What is needed
No images are to be carried over; print all other material exactly as it stands.

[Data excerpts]
====

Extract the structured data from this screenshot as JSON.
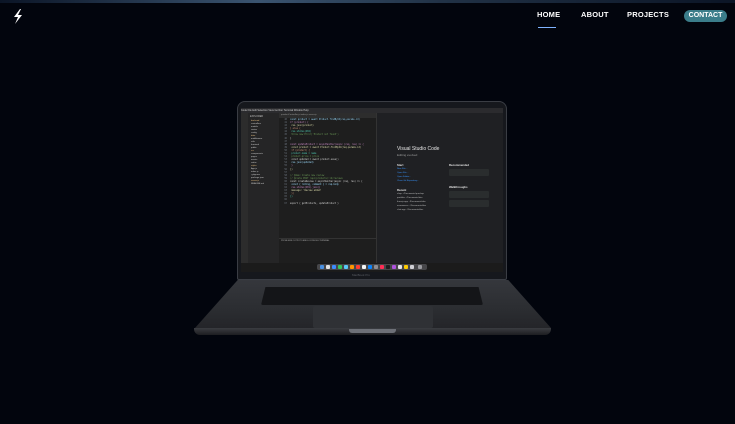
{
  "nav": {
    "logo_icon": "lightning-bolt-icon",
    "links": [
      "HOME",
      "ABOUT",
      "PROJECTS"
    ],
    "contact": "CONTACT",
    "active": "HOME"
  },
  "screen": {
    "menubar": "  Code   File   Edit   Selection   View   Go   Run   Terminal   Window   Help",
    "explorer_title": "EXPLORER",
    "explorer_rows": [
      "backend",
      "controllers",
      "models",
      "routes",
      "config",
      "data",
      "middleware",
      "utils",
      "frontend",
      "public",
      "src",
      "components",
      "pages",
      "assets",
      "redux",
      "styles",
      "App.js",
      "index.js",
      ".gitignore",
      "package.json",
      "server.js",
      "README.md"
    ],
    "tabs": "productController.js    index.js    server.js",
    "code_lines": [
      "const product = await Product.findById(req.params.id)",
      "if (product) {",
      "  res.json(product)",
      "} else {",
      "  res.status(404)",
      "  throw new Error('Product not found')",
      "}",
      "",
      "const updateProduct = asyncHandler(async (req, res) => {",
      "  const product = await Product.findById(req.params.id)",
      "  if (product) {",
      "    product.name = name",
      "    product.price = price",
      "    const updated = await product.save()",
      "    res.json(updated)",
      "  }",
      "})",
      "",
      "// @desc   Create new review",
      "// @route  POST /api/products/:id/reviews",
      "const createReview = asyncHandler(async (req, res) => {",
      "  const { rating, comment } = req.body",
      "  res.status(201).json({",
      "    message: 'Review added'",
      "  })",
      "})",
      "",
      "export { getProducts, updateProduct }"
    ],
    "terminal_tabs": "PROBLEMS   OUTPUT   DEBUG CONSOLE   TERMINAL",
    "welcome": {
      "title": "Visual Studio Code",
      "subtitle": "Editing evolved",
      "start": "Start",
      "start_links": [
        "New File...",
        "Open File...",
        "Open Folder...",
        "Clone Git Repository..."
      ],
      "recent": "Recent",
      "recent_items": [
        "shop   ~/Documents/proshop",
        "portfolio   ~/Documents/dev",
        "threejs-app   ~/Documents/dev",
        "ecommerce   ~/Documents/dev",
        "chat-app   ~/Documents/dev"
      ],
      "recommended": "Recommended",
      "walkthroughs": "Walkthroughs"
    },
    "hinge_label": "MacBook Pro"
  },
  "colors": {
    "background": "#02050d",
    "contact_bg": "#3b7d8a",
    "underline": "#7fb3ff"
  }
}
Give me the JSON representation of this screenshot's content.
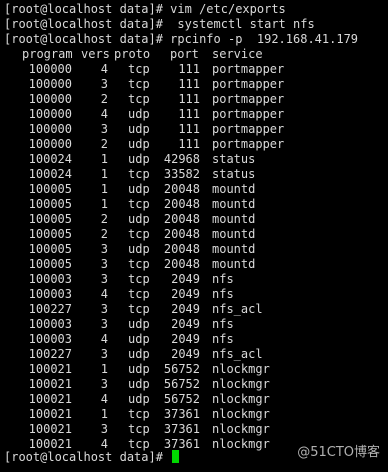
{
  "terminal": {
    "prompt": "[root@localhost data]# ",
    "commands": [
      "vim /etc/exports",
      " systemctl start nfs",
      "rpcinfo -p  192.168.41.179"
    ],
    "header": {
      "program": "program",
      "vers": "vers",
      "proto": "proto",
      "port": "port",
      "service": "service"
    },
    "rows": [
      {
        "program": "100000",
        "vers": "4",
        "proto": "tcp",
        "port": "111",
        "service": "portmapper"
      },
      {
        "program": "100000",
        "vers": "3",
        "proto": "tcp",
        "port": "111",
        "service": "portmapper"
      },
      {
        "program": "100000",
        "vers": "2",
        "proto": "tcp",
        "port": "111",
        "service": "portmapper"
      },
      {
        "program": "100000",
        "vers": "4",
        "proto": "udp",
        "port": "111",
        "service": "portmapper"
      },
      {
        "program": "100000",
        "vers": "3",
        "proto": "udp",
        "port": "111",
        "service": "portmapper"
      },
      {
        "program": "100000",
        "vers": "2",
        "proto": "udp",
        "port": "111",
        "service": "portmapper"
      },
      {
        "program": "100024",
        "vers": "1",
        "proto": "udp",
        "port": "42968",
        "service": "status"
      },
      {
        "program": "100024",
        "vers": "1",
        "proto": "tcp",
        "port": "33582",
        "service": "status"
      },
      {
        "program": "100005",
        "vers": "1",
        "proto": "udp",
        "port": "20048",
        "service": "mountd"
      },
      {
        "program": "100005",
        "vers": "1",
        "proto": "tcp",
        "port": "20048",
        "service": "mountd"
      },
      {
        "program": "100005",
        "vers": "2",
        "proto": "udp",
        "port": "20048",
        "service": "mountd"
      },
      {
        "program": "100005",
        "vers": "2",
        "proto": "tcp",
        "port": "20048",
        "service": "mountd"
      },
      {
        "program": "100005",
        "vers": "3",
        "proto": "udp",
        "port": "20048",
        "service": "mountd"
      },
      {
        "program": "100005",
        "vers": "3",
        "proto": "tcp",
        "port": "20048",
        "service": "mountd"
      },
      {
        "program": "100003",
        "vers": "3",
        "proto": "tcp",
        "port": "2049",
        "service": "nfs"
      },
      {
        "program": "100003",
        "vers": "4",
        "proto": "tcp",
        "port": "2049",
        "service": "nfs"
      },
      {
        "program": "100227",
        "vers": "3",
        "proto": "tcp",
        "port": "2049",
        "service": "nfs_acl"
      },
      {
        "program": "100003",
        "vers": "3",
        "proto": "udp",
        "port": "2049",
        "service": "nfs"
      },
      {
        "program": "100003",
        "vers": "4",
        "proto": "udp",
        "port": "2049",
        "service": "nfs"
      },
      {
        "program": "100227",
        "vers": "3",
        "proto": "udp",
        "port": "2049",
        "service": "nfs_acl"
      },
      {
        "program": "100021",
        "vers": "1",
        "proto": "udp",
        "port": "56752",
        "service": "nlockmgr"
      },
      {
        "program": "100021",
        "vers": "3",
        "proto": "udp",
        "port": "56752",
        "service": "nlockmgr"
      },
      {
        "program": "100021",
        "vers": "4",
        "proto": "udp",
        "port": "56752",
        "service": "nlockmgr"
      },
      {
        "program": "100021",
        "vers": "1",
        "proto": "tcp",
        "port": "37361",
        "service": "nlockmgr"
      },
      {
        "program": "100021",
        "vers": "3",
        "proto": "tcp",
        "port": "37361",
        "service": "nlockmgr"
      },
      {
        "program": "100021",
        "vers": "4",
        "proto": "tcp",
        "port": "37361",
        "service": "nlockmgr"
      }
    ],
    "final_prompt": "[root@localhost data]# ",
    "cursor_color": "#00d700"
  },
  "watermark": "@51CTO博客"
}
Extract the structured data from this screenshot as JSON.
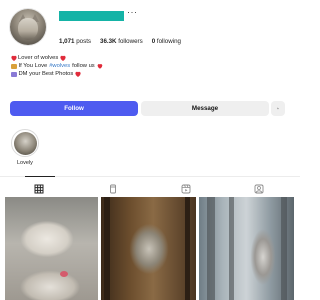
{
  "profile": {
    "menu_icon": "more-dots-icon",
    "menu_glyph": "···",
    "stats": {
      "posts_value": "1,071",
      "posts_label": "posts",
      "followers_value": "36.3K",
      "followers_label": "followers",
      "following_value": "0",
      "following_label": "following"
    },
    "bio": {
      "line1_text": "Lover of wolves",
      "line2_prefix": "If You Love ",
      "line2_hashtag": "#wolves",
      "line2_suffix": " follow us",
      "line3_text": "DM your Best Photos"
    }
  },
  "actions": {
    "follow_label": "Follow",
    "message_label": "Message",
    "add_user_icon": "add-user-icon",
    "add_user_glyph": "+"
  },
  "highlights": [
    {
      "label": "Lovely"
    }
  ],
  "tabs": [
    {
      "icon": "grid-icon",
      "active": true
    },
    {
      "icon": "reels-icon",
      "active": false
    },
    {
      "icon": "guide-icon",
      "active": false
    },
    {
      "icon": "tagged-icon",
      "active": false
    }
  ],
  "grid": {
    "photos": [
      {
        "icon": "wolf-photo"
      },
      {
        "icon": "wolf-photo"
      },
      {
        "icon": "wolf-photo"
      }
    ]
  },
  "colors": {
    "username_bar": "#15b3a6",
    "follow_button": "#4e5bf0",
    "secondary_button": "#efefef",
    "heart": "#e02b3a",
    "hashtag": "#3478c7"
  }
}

====

Full response
Extract the structured data from this screenshot as JSON.
{
  "nav": {
    "logo_icon": "lightning-bolt-icon",
    "links": [
      "HOME",
      "ABOUT",
      "PROJECTS"
    ],
    "contact": "CONTACT",
    "active": "HOME"
  },
  "screen": {
    "menubar": "  Code   File   Edit   Selection   View   Go   Run   Terminal   Window   Help",
    "explorer_title": "EXPLORER",
    "explorer_rows": [
      "backend",
      "controllers",
      "models",
      "routes",
      "config",
      "data",
      "middleware",
      "utils",
      "frontend",
      "public",
      "src",
      "components",
      "pages",
      "assets",
      "redux",
      "styles",
      "App.js",
      "index.js",
      ".gitignore",
      "package.json",
      "server.js",
      "README.md"
    ],
    "tabs": "productController.js    index.js    server.js",
    "code_lines": [
      "const product = await Product.findById(req.params.id)",
      "if (product) {",
      "  res.json(product)",
      "} else {",
      "  res.status(404)",
      "  throw new Error('Product not found')",
      "}",
      "",
      "const updateProduct = asyncHandler(async (req, res) => {",
      "  const product = await Product.findById(req.params.id)",
      "  if (product) {",
      "    product.name = name",
      "    product.price = price",
      "    const updated = await product.save()",
      "    res.json(updated)",
      "  }",
      "})",
      "",
      "// @desc   Create new review",
      "// @route  POST /api/products/:id/reviews",
      "const createReview = asyncHandler(async (req, res) => {",
      "  const { rating, comment } = req.body",
      "  res.status(201).json({",
      "    message: 'Review added'",
      "  })",
      "})",
      "",
      "export { getProducts, updateProduct }"
    ],
    "terminal_tabs": "PROBLEMS   OUTPUT   DEBUG CONSOLE   TERMINAL",
    "welcome": {
      "title": "Visual Studio Code",
      "subtitle": "Editing evolved",
      "start": "Start",
      "start_links": [
        "New File...",
        "Open File...",
        "Open Folder...",
        "Clone Git Repository..."
      ],
      "recent": "Recent",
      "recent_items": [
        "shop   ~/Documents/proshop",
        "portfolio   ~/Documents/dev",
        "threejs-app   ~/Documents/dev",
        "ecommerce   ~/Documents/dev",
        "chat-app   ~/Documents/dev"
      ],
      "recommended": "Recommended",
      "walkthroughs": "Walkthroughs"
    },
    "hinge_label": "MacBook Pro"
  },
  "colors": {
    "background": "#02050d",
    "contact_bg": "#3b7d8a",
    "underline": "#7fb3ff"
  }
}
Give me the JSON representation of this screenshot's content.
{
  "terminal": {
    "prompt": "[root@localhost data]# ",
    "commands": [
      "vim /etc/exports",
      " systemctl start nfs",
      "rpcinfo -p  192.168.41.179"
    ],
    "header": {
      "program": "program",
      "vers": "vers",
      "proto": "proto",
      "port": "port",
      "service": "service"
    },
    "rows": [
      {
        "program": "100000",
        "vers": "4",
        "proto": "tcp",
        "port": "111",
        "service": "portmapper"
      },
      {
        "program": "100000",
        "vers": "3",
        "proto": "tcp",
        "port": "111",
        "service": "portmapper"
      },
      {
        "program": "100000",
        "vers": "2",
        "proto": "tcp",
        "port": "111",
        "service": "portmapper"
      },
      {
        "program": "100000",
        "vers": "4",
        "proto": "udp",
        "port": "111",
        "service": "portmapper"
      },
      {
        "program": "100000",
        "vers": "3",
        "proto": "udp",
        "port": "111",
        "service": "portmapper"
      },
      {
        "program": "100000",
        "vers": "2",
        "proto": "udp",
        "port": "111",
        "service": "portmapper"
      },
      {
        "program": "100024",
        "vers": "1",
        "proto": "udp",
        "port": "42968",
        "service": "status"
      },
      {
        "program": "100024",
        "vers": "1",
        "proto": "tcp",
        "port": "33582",
        "service": "status"
      },
      {
        "program": "100005",
        "vers": "1",
        "proto": "udp",
        "port": "20048",
        "service": "mountd"
      },
      {
        "program": "100005",
        "vers": "1",
        "proto": "tcp",
        "port": "20048",
        "service": "mountd"
      },
      {
        "program": "100005",
        "vers": "2",
        "proto": "udp",
        "port": "20048",
        "service": "mountd"
      },
      {
        "program": "100005",
        "vers": "2",
        "proto": "tcp",
        "port": "20048",
        "service": "mountd"
      },
      {
        "program": "100005",
        "vers": "3",
        "proto": "udp",
        "port": "20048",
        "service": "mountd"
      },
      {
        "program": "100005",
        "vers": "3",
        "proto": "tcp",
        "port": "20048",
        "service": "mountd"
      },
      {
        "program": "100003",
        "vers": "3",
        "proto": "tcp",
        "port": "2049",
        "service": "nfs"
      },
      {
        "program": "100003",
        "vers": "4",
        "proto": "tcp",
        "port": "2049",
        "service": "nfs"
      },
      {
        "program": "100227",
        "vers": "3",
        "proto": "tcp",
        "port": "2049",
        "service": "nfs_acl"
      },
      {
        "program": "100003",
        "vers": "3",
        "proto": "udp",
        "port": "2049",
        "service": "nfs"
      },
      {
        "program": "100003",
        "vers": "4",
        "proto": "udp",
        "port": "2049",
        "service": "nfs"
      },
      {
        "program": "100227",
        "vers": "3",
        "proto": "udp",
        "port": "2049",
        "service": "nfs_acl"
      },
      {
        "program": "100021",
        "vers": "1",
        "proto": "udp",
        "port": "56752",
        "service": "nlockmgr"
      },
      {
        "program": "100021",
        "vers": "3",
        "proto": "udp",
        "port": "56752",
        "service": "nlockmgr"
      },
      {
        "program": "100021",
        "vers": "4",
        "proto": "udp",
        "port": "56752",
        "service": "nlockmgr"
      },
      {
        "program": "100021",
        "vers": "1",
        "proto": "tcp",
        "port": "37361",
        "service": "nlockmgr"
      },
      {
        "program": "100021",
        "vers": "3",
        "proto": "tcp",
        "port": "37361",
        "service": "nlockmgr"
      },
      {
        "program": "100021",
        "vers": "4",
        "proto": "tcp",
        "port": "37361",
        "service": "nlockmgr"
      }
    ],
    "final_prompt": "[root@localhost data]# ",
    "cursor_color": "#00d700"
  },
  "watermark": "@51CTO博客"
}
Extract the structured data from this screenshot as JSON.
{
  "profile": {
    "menu_icon": "more-dots-icon",
    "menu_glyph": "···",
    "stats": {
      "posts_value": "1,071",
      "posts_label": "posts",
      "followers_value": "36.3K",
      "followers_label": "followers",
      "following_value": "0",
      "following_label": "following"
    },
    "bio": {
      "line1_text": "Lover of wolves",
      "line2_prefix": "If You Love ",
      "line2_hashtag": "#wolves",
      "line2_suffix": " follow us",
      "line3_text": "DM your Best Photos"
    }
  },
  "actions": {
    "follow_label": "Follow",
    "message_label": "Message",
    "add_user_icon": "add-user-icon",
    "add_user_glyph": "+"
  },
  "highlights": [
    {
      "label": "Lovely"
    }
  ],
  "tabs": [
    {
      "icon": "grid-icon",
      "active": true
    },
    {
      "icon": "reels-icon",
      "active": false
    },
    {
      "icon": "guide-icon",
      "active": false
    },
    {
      "icon": "tagged-icon",
      "active": false
    }
  ],
  "grid": {
    "photos": [
      {
        "icon": "wolf-photo"
      },
      {
        "icon": "wolf-photo"
      },
      {
        "icon": "wolf-photo"
      }
    ]
  },
  "colors": {
    "username_bar": "#15b3a6",
    "follow_button": "#4e5bf0",
    "secondary_button": "#efefef",
    "heart": "#e02b3a",
    "hashtag": "#3478c7"
  }
}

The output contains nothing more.